■ Directive
Look through the lines and report how many include the word "placeholder", giving nothing but the number.

— begin Material to process —

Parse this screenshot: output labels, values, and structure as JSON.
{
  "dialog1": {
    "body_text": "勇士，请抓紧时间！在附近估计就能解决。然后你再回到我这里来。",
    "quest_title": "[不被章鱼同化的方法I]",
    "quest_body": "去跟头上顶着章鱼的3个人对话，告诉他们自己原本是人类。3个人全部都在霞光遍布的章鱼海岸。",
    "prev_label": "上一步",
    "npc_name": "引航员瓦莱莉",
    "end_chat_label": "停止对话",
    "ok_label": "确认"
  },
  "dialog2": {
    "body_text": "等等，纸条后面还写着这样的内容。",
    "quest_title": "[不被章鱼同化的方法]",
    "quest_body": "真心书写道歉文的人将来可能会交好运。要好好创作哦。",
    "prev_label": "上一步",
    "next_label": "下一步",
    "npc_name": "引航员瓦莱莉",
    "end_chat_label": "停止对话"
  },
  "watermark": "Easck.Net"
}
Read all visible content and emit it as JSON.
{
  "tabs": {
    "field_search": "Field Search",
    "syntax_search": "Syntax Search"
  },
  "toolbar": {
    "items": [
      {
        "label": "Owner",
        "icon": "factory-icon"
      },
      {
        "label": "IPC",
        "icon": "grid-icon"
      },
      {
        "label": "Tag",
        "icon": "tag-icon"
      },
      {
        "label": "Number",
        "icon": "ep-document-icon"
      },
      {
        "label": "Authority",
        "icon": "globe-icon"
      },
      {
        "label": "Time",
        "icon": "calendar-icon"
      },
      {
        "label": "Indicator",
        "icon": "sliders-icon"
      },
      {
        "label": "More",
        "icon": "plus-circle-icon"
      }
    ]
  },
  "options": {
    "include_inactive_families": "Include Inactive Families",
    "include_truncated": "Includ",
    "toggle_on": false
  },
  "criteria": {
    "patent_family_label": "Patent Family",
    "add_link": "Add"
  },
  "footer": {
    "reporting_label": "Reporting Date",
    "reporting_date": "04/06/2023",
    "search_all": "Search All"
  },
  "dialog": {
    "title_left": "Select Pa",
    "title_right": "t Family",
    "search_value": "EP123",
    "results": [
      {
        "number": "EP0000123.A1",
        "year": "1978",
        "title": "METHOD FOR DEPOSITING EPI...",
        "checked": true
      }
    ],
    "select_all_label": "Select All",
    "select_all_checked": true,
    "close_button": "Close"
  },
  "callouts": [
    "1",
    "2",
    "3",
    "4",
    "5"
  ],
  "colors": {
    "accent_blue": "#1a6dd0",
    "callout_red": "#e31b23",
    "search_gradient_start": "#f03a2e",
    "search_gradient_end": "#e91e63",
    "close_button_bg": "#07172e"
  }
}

— end Material to process —
— begin Material to process —

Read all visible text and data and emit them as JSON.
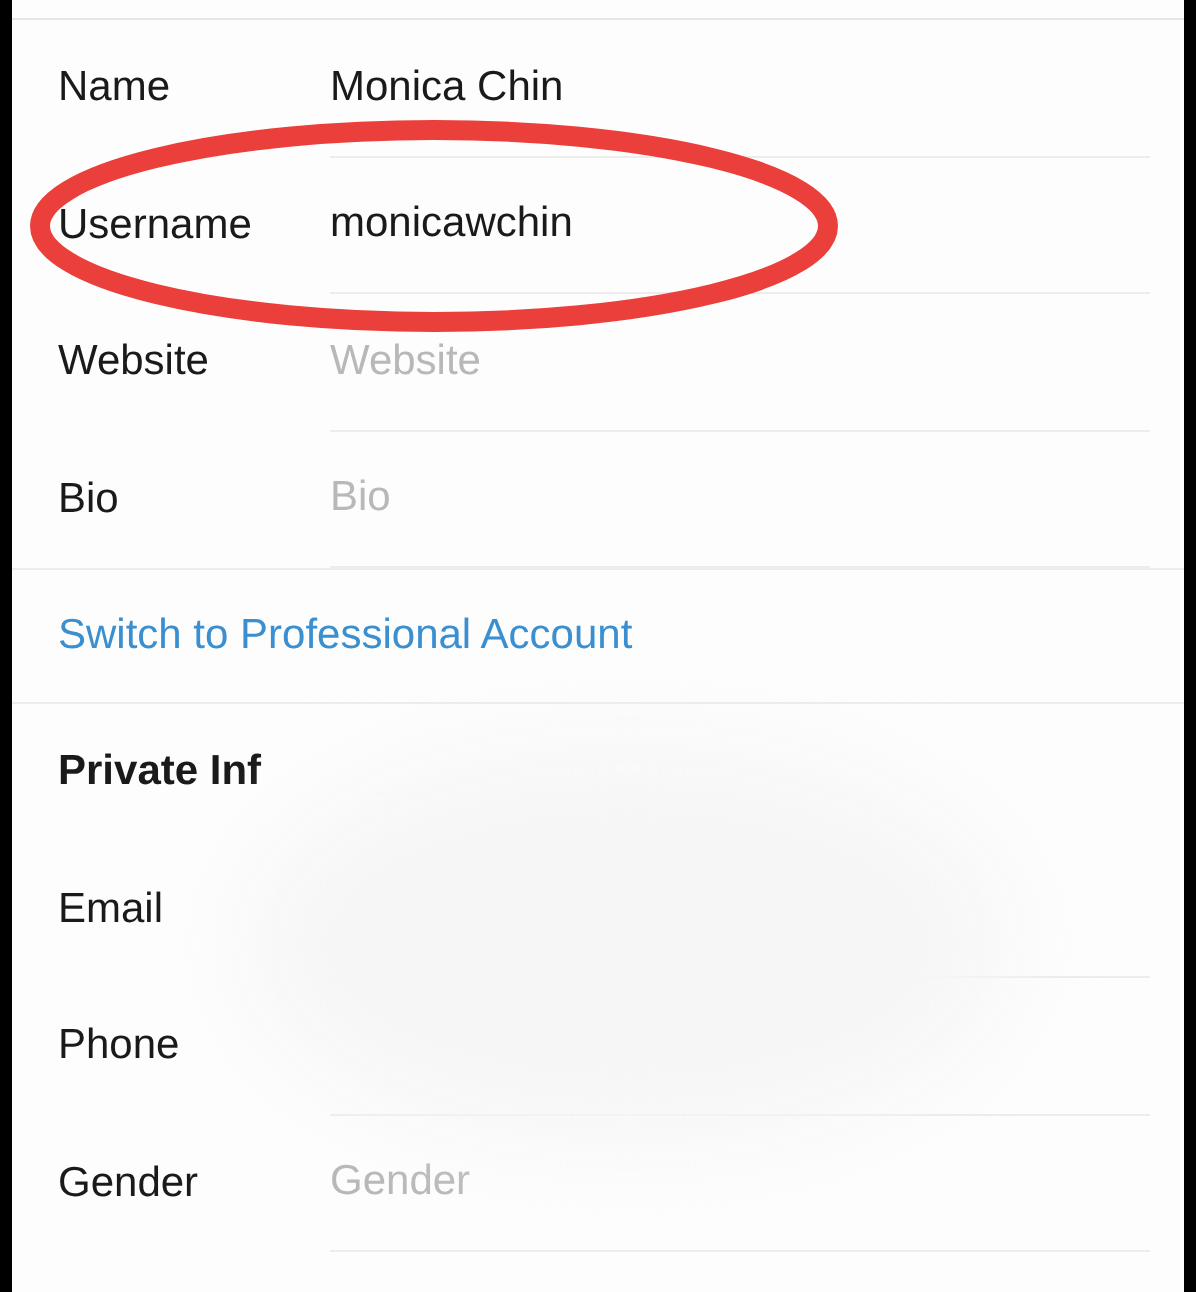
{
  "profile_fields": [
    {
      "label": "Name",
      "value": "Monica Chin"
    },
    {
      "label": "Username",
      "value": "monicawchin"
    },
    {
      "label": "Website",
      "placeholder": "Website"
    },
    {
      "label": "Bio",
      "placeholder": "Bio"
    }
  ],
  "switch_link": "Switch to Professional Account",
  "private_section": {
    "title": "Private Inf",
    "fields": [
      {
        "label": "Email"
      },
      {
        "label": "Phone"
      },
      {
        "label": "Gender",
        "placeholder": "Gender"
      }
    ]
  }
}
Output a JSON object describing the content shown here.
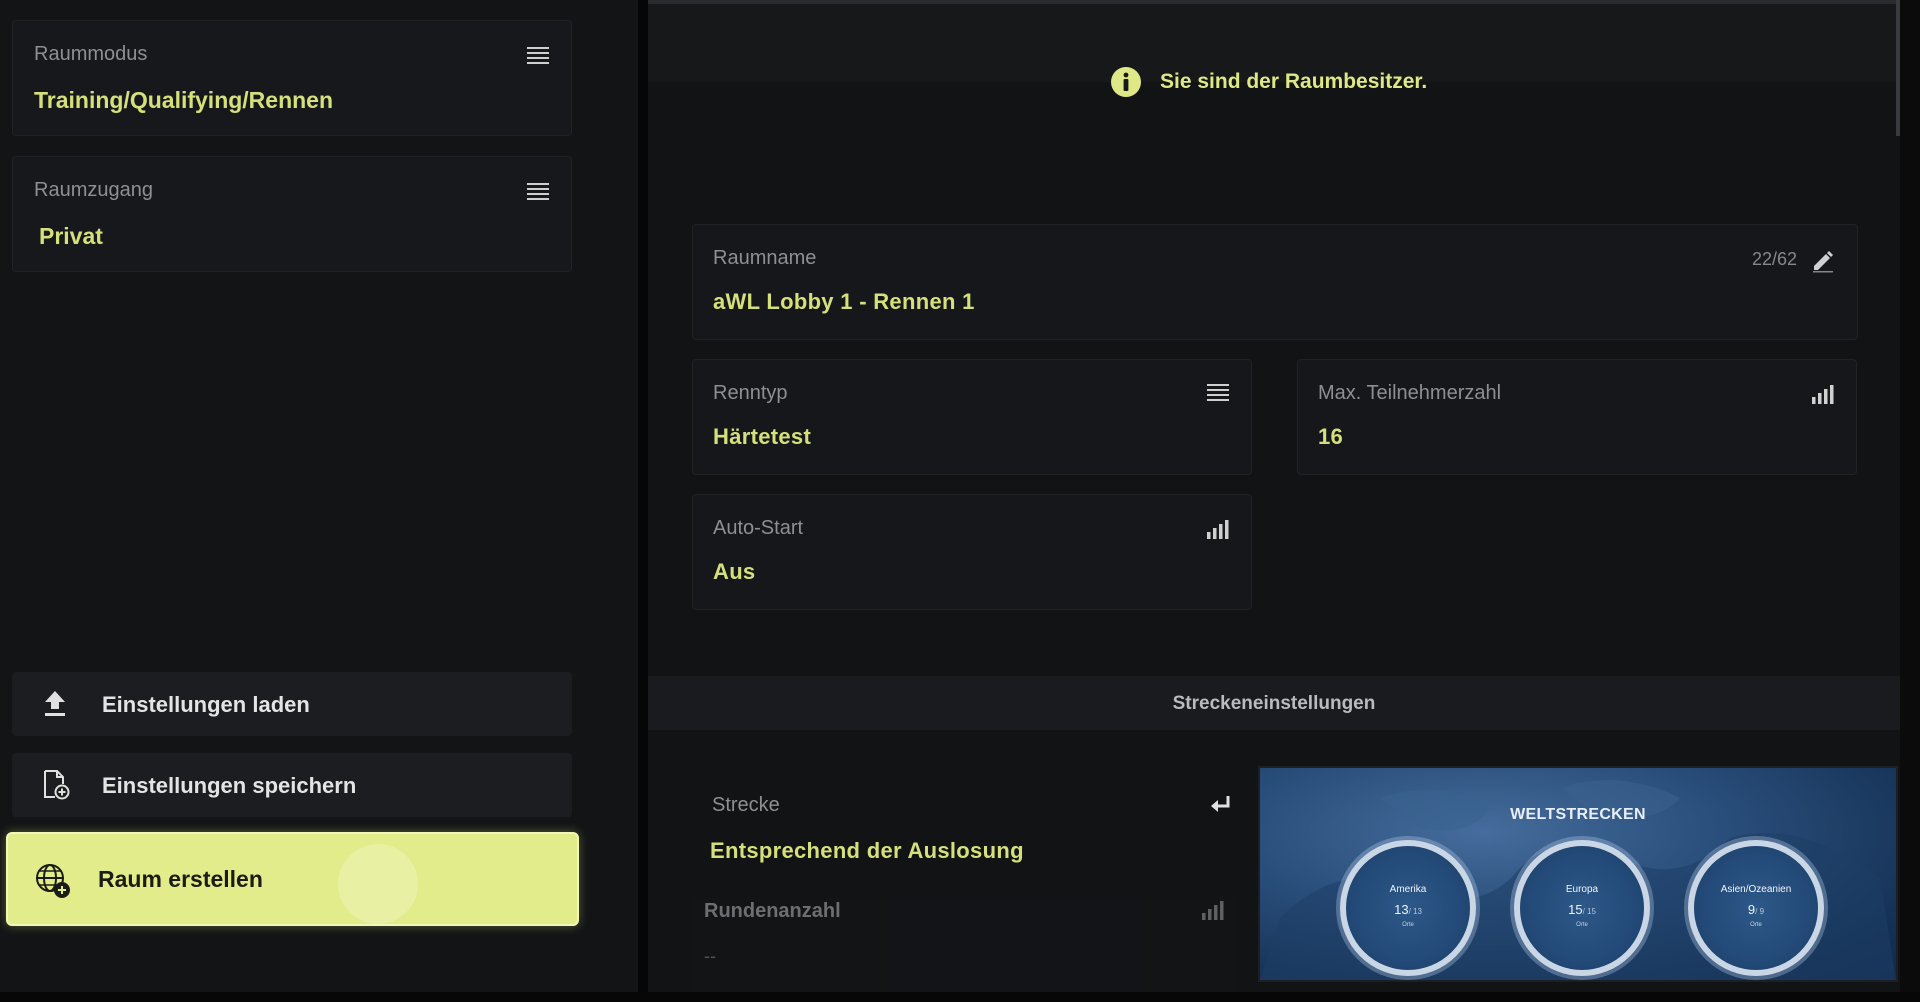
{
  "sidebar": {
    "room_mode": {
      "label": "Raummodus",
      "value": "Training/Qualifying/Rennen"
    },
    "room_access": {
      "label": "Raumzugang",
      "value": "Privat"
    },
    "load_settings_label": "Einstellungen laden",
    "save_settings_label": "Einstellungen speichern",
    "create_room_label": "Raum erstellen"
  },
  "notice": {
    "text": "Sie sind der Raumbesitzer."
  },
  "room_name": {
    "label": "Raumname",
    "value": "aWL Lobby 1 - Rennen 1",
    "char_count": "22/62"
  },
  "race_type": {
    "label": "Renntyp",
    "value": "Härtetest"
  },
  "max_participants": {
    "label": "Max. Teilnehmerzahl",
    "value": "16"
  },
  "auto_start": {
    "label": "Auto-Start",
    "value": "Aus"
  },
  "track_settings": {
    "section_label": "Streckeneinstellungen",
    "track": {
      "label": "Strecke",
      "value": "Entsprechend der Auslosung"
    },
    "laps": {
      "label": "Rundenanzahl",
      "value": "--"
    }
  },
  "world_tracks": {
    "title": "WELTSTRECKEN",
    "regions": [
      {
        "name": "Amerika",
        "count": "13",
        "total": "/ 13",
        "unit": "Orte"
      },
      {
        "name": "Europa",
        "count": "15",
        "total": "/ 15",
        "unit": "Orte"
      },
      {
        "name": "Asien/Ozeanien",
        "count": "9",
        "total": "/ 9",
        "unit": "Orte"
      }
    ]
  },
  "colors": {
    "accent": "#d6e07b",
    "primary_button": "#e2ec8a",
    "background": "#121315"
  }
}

— end Material to process —

■ Response to this exercise
3